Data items
- - -
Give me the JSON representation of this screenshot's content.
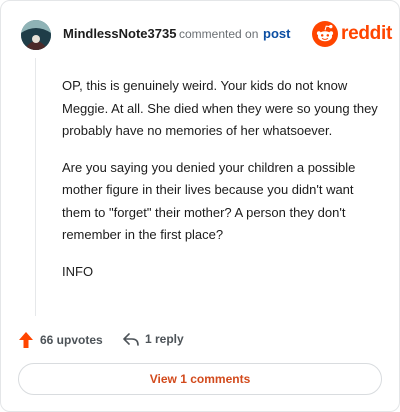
{
  "comment": {
    "author": "MindlessNote3735",
    "action_text": "commented on",
    "post_link_label": "post",
    "brand_name": "reddit",
    "paragraphs": [
      "OP, this is genuinely weird. Your kids do not know Meggie. At all. She died when they were so young they probably have no memories of her whatsoever.",
      "Are you saying you denied your children a possible mother figure in their lives because you didn't want them to \"forget\" their mother? A person they don't remember in the first place?",
      "INFO"
    ],
    "upvotes_label": "66 upvotes",
    "replies_label": "1 reply",
    "view_comments_label": "View 1 comments"
  },
  "colors": {
    "brand_orange": "#ff4500",
    "link_blue": "#0b4ea2",
    "view_button_text": "#d24a1c",
    "upvote_icon": "#ff4500"
  },
  "icons": {
    "avatar": "avatar-image",
    "brand_logo": "reddit-snoo-icon",
    "upvote": "upvote-arrow-icon",
    "reply": "reply-arrow-icon"
  }
}
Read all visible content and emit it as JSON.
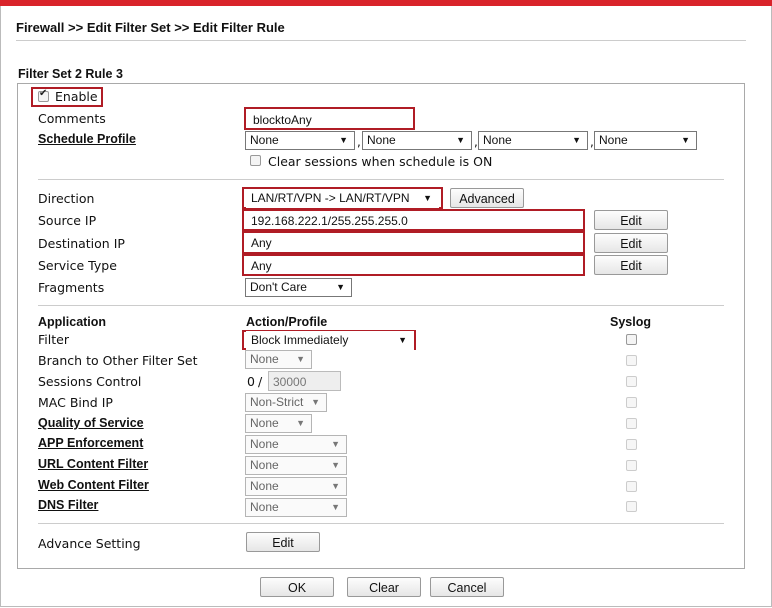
{
  "breadcrumb": "Firewall >> Edit Filter Set >> Edit Filter Rule",
  "section_title": "Filter Set 2 Rule 3",
  "enable": {
    "label": "Enable",
    "checked": true
  },
  "comments": {
    "label": "Comments",
    "value": "blocktoAny"
  },
  "schedule": {
    "label": "Schedule Profile",
    "profiles": [
      "None",
      "None",
      "None",
      "None"
    ],
    "separator": ",",
    "clear_sessions_label": "Clear sessions when schedule is ON"
  },
  "direction": {
    "label": "Direction",
    "value": "LAN/RT/VPN -> LAN/RT/VPN",
    "advanced_button": "Advanced"
  },
  "source_ip": {
    "label": "Source IP",
    "value": "192.168.222.1/255.255.255.0",
    "edit_button": "Edit"
  },
  "destination_ip": {
    "label": "Destination IP",
    "value": "Any",
    "edit_button": "Edit"
  },
  "service_type": {
    "label": "Service Type",
    "value": "Any",
    "edit_button": "Edit"
  },
  "fragments": {
    "label": "Fragments",
    "value": "Don't Care"
  },
  "app_header": {
    "application": "Application",
    "action_profile": "Action/Profile",
    "syslog": "Syslog"
  },
  "filter": {
    "label": "Filter",
    "value": "Block Immediately"
  },
  "branch": {
    "label": "Branch to Other Filter Set",
    "value": "None"
  },
  "sessions_control": {
    "label": "Sessions Control",
    "current": "0",
    "separator": "/",
    "max": "30000"
  },
  "mac_bind": {
    "label": "MAC Bind IP",
    "value": "Non-Strict"
  },
  "qos": {
    "label": "Quality of Service",
    "value": "None"
  },
  "app_enforcement": {
    "label": "APP Enforcement",
    "value": "None"
  },
  "url_filter": {
    "label": "URL Content Filter",
    "value": "None"
  },
  "web_filter": {
    "label": "Web Content Filter",
    "value": "None"
  },
  "dns_filter": {
    "label": "DNS Filter",
    "value": "None"
  },
  "advance_setting": {
    "label": "Advance Setting",
    "edit_button": "Edit"
  },
  "footer": {
    "ok": "OK",
    "clear": "Clear",
    "cancel": "Cancel"
  },
  "colors": {
    "accent_red": "#d9232a",
    "highlight_border": "#b01c25"
  }
}
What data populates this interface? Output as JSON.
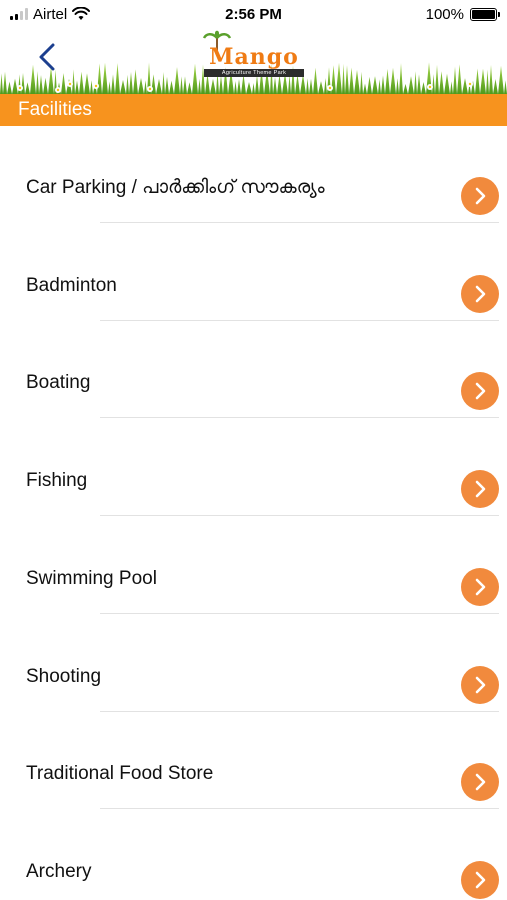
{
  "status_bar": {
    "carrier": "Airtel",
    "time": "2:56 PM",
    "battery": "100%"
  },
  "header": {
    "logo_title": "Mango",
    "logo_subtitle": "Agriculture Theme Park"
  },
  "page": {
    "title": "Facilities"
  },
  "facilities": [
    {
      "label": "Car Parking / പാർക്കിംഗ് സൗകര്യം"
    },
    {
      "label": "Badminton"
    },
    {
      "label": "Boating"
    },
    {
      "label": "Fishing"
    },
    {
      "label": "Swimming Pool"
    },
    {
      "label": "Shooting"
    },
    {
      "label": "Traditional Food Store"
    },
    {
      "label": "Archery"
    }
  ],
  "colors": {
    "accent": "#f7931e",
    "chevron": "#f18a3d",
    "back": "#1c3f8f"
  }
}
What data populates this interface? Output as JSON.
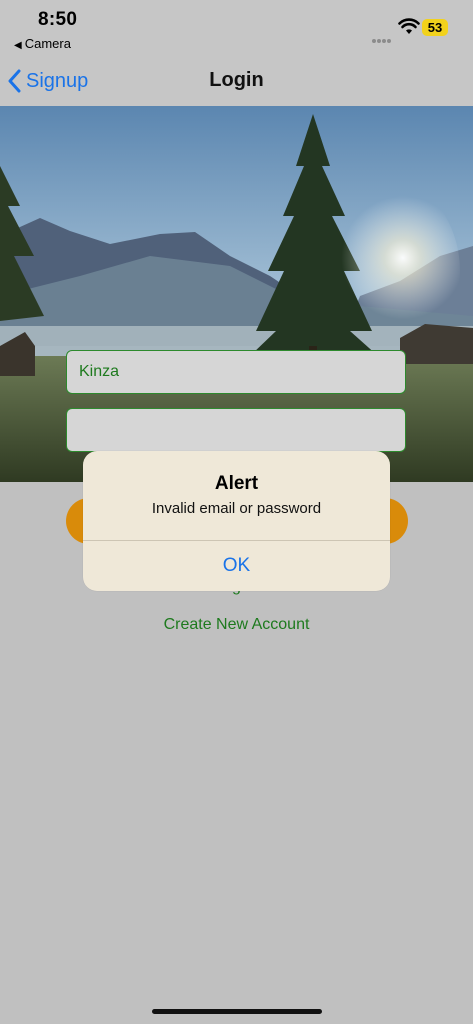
{
  "status_bar": {
    "time": "8:50",
    "back_app": "Camera",
    "battery": "53",
    "battery_color": "#f2d21c"
  },
  "nav": {
    "back_label": "Signup",
    "title": "Login"
  },
  "form": {
    "username_value": "Kinza",
    "password_value": "",
    "login_button_color": "#d98b0a",
    "forgot_label_partial": "g",
    "create_account_label": "Create New Account"
  },
  "alert": {
    "title": "Alert",
    "message": "Invalid email or password",
    "ok_label": "OK"
  },
  "colors": {
    "accent_green": "#1e7a1e",
    "link_blue": "#1a73e8",
    "background": "#c0c0c0"
  }
}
- - -
INSTRUCTIONS TO FOLLOW ::
Transcribe the material exactly, keeping every word and none of the pictures.

COMPLETE OUTPUT ::
Give me the JSON representation of this screenshot's content.
{
  "comment": {
    "author": "MindlessNote3735",
    "action_text": "commented on",
    "post_link_label": "post",
    "brand_name": "reddit",
    "paragraphs": [
      "OP, this is genuinely weird. Your kids do not know Meggie. At all. She died when they were so young they probably have no memories of her whatsoever.",
      "Are you saying you denied your children a possible mother figure in their lives because you didn't want them to \"forget\" their mother? A person they don't remember in the first place?",
      "INFO"
    ],
    "upvotes_label": "66 upvotes",
    "replies_label": "1 reply",
    "view_comments_label": "View 1 comments"
  },
  "colors": {
    "brand_orange": "#ff4500",
    "link_blue": "#0b4ea2",
    "view_button_text": "#d24a1c",
    "upvote_icon": "#ff4500"
  },
  "icons": {
    "avatar": "avatar-image",
    "brand_logo": "reddit-snoo-icon",
    "upvote": "upvote-arrow-icon",
    "reply": "reply-arrow-icon"
  }
}
Read all visible content and emit it as JSON.
{
  "breadcrumb": "Firewall >> Edit Filter Set >> Edit Filter Rule",
  "section_title": "Filter Set 2 Rule 3",
  "enable": {
    "label": "Enable",
    "checked": true
  },
  "comments": {
    "label": "Comments",
    "value": "blocktoAny"
  },
  "schedule": {
    "label": "Schedule Profile",
    "profiles": [
      "None",
      "None",
      "None",
      "None"
    ],
    "separator": ",",
    "clear_sessions_label": "Clear sessions when schedule is ON"
  },
  "direction": {
    "label": "Direction",
    "value": "LAN/RT/VPN -> LAN/RT/VPN",
    "advanced_button": "Advanced"
  },
  "source_ip": {
    "label": "Source IP",
    "value": "192.168.222.1/255.255.255.0",
    "edit_button": "Edit"
  },
  "destination_ip": {
    "label": "Destination IP",
    "value": "Any",
    "edit_button": "Edit"
  },
  "service_type": {
    "label": "Service Type",
    "value": "Any",
    "edit_button": "Edit"
  },
  "fragments": {
    "label": "Fragments",
    "value": "Don't Care"
  },
  "app_header": {
    "application": "Application",
    "action_profile": "Action/Profile",
    "syslog": "Syslog"
  },
  "filter": {
    "label": "Filter",
    "value": "Block Immediately"
  },
  "branch": {
    "label": "Branch to Other Filter Set",
    "value": "None"
  },
  "sessions_control": {
    "label": "Sessions Control",
    "current": "0",
    "separator": "/",
    "max": "30000"
  },
  "mac_bind": {
    "label": "MAC Bind IP",
    "value": "Non-Strict"
  },
  "qos": {
    "label": "Quality of Service",
    "value": "None"
  },
  "app_enforcement": {
    "label": "APP Enforcement",
    "value": "None"
  },
  "url_filter": {
    "label": "URL Content Filter",
    "value": "None"
  },
  "web_filter": {
    "label": "Web Content Filter",
    "value": "None"
  },
  "dns_filter": {
    "label": "DNS Filter",
    "value": "None"
  },
  "advance_setting": {
    "label": "Advance Setting",
    "edit_button": "Edit"
  },
  "footer": {
    "ok": "OK",
    "clear": "Clear",
    "cancel": "Cancel"
  },
  "colors": {
    "accent_red": "#d9232a",
    "highlight_border": "#b01c25"
  }
}
What data populates this interface? Output as JSON.
{
  "status_bar": {
    "carrier": "Airtel",
    "time": "2:56 PM",
    "battery": "100%"
  },
  "header": {
    "logo_title": "Mango",
    "logo_subtitle": "Agriculture Theme Park"
  },
  "page": {
    "title": "Facilities"
  },
  "facilities": [
    {
      "label": "Car Parking / പാർക്കിംഗ് സൗകര്യം"
    },
    {
      "label": "Badminton"
    },
    {
      "label": "Boating"
    },
    {
      "label": "Fishing"
    },
    {
      "label": "Swimming Pool"
    },
    {
      "label": "Shooting"
    },
    {
      "label": "Traditional Food Store"
    },
    {
      "label": "Archery"
    }
  ],
  "colors": {
    "accent": "#f7931e",
    "chevron": "#f18a3d",
    "back": "#1c3f8f"
  }
}
What data populates this interface? Output as JSON.
{
  "status_bar": {
    "time": "8:50",
    "back_app": "Camera",
    "battery": "53",
    "battery_color": "#f2d21c"
  },
  "nav": {
    "back_label": "Signup",
    "title": "Login"
  },
  "form": {
    "username_value": "Kinza",
    "password_value": "",
    "login_button_color": "#d98b0a",
    "forgot_label_partial": "g",
    "create_account_label": "Create New Account"
  },
  "alert": {
    "title": "Alert",
    "message": "Invalid email or password",
    "ok_label": "OK"
  },
  "colors": {
    "accent_green": "#1e7a1e",
    "link_blue": "#1a73e8",
    "background": "#c0c0c0"
  }
}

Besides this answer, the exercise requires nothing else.